Data excerpts
(begin)

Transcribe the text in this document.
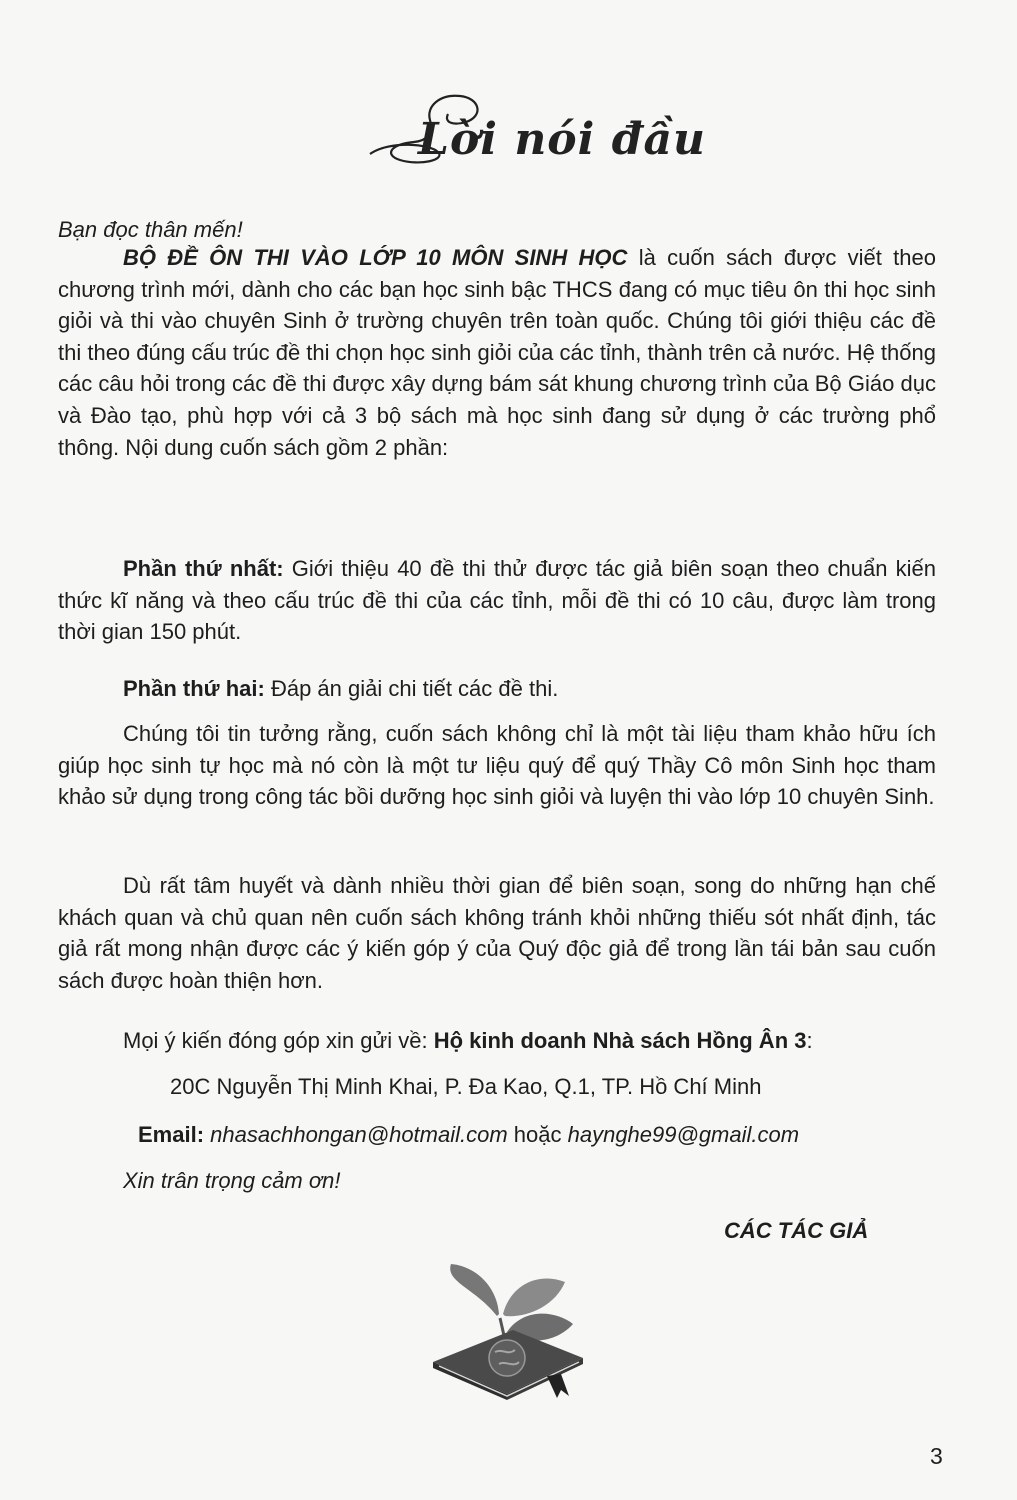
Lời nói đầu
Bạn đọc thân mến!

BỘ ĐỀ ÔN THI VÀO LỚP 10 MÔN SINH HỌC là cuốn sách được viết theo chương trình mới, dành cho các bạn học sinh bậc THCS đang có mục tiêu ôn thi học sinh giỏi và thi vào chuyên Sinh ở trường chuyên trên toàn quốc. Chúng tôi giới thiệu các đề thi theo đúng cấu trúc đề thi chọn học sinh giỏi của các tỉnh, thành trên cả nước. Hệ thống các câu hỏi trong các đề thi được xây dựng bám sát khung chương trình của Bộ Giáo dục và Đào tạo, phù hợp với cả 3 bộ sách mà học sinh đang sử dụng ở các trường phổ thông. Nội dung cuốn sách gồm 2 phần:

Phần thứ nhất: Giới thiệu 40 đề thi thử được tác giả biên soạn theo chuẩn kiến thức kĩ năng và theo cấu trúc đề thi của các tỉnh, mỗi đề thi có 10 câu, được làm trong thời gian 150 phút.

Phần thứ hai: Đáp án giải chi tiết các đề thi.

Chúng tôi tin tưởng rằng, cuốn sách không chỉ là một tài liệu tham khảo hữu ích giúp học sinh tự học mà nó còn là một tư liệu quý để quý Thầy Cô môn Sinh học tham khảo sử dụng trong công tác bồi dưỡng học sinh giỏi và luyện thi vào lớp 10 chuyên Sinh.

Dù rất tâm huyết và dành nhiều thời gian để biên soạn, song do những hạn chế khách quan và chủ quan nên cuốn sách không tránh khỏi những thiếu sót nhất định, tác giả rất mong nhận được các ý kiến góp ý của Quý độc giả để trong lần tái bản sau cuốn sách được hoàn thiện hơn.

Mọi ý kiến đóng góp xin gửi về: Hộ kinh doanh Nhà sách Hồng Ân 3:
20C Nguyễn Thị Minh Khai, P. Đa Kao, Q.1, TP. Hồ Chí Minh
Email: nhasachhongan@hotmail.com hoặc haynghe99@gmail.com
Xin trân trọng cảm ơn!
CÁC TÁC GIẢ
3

(end)
(begin)

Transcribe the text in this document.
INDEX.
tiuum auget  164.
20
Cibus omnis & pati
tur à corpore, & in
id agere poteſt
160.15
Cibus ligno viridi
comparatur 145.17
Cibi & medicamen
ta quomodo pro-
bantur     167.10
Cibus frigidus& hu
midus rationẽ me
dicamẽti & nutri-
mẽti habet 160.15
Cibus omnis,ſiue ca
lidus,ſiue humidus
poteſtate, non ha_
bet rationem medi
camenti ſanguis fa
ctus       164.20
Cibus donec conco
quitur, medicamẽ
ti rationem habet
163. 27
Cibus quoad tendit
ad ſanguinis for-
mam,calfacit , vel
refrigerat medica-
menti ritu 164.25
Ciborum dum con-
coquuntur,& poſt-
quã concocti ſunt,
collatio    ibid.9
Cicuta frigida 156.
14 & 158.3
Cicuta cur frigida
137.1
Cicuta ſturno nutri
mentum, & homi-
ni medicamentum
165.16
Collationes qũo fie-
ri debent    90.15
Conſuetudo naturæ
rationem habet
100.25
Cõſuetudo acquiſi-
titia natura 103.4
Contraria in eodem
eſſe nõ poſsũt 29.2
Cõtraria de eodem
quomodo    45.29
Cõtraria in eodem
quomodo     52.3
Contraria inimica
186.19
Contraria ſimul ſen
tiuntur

(end)
(begin)

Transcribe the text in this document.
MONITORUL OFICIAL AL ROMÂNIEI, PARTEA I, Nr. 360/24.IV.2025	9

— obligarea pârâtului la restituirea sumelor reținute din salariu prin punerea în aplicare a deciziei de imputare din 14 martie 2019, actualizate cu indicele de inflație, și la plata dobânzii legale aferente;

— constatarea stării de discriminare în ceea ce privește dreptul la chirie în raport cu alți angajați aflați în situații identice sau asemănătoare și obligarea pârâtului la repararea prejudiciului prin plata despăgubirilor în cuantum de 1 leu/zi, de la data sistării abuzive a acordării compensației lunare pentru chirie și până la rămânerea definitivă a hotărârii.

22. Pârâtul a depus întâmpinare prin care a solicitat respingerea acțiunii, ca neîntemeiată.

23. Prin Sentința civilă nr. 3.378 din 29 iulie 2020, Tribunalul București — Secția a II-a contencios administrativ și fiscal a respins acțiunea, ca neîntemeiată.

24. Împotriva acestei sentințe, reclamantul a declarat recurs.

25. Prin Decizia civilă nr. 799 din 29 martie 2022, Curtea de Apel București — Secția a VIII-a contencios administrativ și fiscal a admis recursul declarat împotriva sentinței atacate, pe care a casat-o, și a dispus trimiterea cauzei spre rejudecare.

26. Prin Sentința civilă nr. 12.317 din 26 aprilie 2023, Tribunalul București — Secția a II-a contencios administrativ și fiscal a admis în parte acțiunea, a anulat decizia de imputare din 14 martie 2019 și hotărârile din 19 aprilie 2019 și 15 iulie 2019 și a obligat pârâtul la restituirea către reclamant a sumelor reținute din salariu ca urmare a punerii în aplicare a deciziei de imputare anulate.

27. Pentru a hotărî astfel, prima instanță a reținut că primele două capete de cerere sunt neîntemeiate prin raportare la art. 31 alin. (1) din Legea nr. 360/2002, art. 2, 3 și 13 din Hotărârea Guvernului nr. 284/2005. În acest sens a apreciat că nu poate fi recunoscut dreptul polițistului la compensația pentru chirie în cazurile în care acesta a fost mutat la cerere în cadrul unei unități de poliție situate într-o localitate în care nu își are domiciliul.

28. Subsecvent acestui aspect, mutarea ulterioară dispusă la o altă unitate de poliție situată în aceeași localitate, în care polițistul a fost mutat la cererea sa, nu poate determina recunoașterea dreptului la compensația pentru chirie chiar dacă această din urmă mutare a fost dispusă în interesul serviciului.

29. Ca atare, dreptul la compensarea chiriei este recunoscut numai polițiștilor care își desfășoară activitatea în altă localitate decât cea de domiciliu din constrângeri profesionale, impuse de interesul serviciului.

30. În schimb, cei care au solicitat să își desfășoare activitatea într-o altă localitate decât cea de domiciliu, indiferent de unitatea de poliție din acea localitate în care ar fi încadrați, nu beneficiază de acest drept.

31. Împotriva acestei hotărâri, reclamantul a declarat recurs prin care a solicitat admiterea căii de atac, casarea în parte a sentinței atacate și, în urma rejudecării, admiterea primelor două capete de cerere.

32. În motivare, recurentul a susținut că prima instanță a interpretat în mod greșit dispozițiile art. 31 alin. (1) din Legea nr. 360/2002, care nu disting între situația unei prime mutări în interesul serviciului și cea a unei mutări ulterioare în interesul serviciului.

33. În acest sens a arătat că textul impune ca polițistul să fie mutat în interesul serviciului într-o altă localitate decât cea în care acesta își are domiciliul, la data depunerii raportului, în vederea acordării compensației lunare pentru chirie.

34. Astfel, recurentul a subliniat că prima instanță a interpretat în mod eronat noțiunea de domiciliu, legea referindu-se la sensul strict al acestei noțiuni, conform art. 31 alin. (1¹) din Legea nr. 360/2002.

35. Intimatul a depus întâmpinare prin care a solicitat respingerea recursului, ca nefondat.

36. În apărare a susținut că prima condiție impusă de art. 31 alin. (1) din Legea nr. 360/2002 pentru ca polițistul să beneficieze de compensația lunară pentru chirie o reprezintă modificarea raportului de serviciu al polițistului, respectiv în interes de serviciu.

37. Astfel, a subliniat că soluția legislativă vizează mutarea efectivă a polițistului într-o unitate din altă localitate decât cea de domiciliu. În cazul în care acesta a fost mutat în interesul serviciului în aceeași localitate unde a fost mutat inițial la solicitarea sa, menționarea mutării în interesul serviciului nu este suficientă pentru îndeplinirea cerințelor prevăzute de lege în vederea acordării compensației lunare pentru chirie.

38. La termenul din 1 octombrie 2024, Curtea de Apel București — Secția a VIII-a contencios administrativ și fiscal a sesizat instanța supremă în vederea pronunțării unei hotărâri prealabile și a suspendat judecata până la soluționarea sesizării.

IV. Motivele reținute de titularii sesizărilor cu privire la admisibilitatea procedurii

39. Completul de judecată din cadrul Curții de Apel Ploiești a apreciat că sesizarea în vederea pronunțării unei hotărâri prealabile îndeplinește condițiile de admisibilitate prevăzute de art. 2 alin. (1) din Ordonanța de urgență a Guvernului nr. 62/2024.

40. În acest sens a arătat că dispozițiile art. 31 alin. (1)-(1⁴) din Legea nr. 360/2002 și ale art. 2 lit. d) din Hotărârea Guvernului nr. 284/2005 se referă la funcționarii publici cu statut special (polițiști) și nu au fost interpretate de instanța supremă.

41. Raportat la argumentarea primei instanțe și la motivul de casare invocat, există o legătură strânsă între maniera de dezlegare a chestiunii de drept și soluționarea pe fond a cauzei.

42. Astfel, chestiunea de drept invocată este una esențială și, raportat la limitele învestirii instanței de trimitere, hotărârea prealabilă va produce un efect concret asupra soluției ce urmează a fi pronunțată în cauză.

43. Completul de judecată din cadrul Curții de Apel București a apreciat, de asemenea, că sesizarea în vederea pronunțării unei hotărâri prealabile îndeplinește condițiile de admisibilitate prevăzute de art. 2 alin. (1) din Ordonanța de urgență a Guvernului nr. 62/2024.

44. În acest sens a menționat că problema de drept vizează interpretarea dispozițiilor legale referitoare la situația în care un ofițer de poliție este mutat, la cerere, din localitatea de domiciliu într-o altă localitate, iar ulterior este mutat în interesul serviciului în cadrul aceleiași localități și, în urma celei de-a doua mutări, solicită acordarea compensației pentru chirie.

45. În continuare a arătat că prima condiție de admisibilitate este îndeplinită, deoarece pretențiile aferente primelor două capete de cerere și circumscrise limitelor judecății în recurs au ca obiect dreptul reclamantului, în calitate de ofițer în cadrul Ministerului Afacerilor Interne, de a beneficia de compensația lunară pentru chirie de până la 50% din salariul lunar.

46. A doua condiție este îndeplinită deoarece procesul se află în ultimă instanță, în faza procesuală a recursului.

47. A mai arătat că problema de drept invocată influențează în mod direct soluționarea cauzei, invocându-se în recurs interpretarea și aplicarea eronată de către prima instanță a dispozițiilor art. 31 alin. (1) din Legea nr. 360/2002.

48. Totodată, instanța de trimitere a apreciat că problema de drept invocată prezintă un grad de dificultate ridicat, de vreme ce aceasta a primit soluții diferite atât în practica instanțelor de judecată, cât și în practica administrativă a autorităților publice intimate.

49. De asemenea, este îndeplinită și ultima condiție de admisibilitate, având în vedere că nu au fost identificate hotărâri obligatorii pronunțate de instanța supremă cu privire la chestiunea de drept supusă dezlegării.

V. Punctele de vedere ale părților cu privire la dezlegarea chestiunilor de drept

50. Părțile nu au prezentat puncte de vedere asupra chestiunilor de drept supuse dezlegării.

(end)

**Given request**
Look through the material above and pick out each line holding the word "dispozițiilor".

**Response to this task**
44. În acest sens a menționat că problema de drept vizează interpretarea dispozițiilor legale referitoare la situația în care un ofițer de poliție este mutat, la cerere, din localitatea de domiciliu într-o altă localitate, iar ulterior este mutat în interesul serviciului în cadrul aceleiași localități și, în urma celei de-a doua mutări, solicită acordarea compensației pentru chirie.
47. A mai arătat că problema de drept invocată influențează în mod direct soluționarea cauzei, invocându-se în recurs interpretarea și aplicarea eronată de către prima instanță a dispozițiilor art. 31 alin. (1) din Legea nr. 360/2002.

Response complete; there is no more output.